* _STATED EXERCISE_
For each line that holds "document", copy the line out.

* _RECORDS_
========

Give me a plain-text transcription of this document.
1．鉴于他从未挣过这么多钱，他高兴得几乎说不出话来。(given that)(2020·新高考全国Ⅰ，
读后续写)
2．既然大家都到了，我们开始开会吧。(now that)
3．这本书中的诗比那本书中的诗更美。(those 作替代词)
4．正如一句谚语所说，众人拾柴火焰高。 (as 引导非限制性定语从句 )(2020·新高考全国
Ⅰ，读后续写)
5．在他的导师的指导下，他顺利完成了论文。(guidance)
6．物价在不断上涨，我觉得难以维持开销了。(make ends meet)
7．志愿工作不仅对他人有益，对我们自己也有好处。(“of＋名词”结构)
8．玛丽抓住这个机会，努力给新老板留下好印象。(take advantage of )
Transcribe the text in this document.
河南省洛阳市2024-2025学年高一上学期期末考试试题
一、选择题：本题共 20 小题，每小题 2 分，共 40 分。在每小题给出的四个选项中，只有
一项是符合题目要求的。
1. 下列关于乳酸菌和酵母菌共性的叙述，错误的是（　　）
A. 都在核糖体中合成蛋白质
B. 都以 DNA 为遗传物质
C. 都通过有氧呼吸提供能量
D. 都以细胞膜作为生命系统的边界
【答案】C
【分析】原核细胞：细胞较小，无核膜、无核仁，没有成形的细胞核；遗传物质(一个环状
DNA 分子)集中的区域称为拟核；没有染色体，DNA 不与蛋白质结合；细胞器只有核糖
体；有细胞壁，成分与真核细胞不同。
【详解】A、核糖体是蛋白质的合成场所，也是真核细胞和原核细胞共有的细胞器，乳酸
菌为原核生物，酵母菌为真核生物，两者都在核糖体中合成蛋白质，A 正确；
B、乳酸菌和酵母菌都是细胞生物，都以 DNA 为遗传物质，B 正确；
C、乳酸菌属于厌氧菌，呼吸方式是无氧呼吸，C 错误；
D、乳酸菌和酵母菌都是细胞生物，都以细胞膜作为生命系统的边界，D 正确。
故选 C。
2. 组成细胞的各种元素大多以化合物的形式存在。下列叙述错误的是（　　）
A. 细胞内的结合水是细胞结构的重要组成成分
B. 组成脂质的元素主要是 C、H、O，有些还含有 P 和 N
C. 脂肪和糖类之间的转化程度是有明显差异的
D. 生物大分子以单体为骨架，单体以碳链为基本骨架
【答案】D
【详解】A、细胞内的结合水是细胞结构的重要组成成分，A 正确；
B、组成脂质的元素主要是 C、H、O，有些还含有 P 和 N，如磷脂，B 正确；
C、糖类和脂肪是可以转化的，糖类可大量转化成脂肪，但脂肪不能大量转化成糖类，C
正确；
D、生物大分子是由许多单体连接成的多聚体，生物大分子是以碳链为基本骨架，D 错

========

* _REPLY_
Give me a plain-text transcription of this document.
Transcribe the text in this document.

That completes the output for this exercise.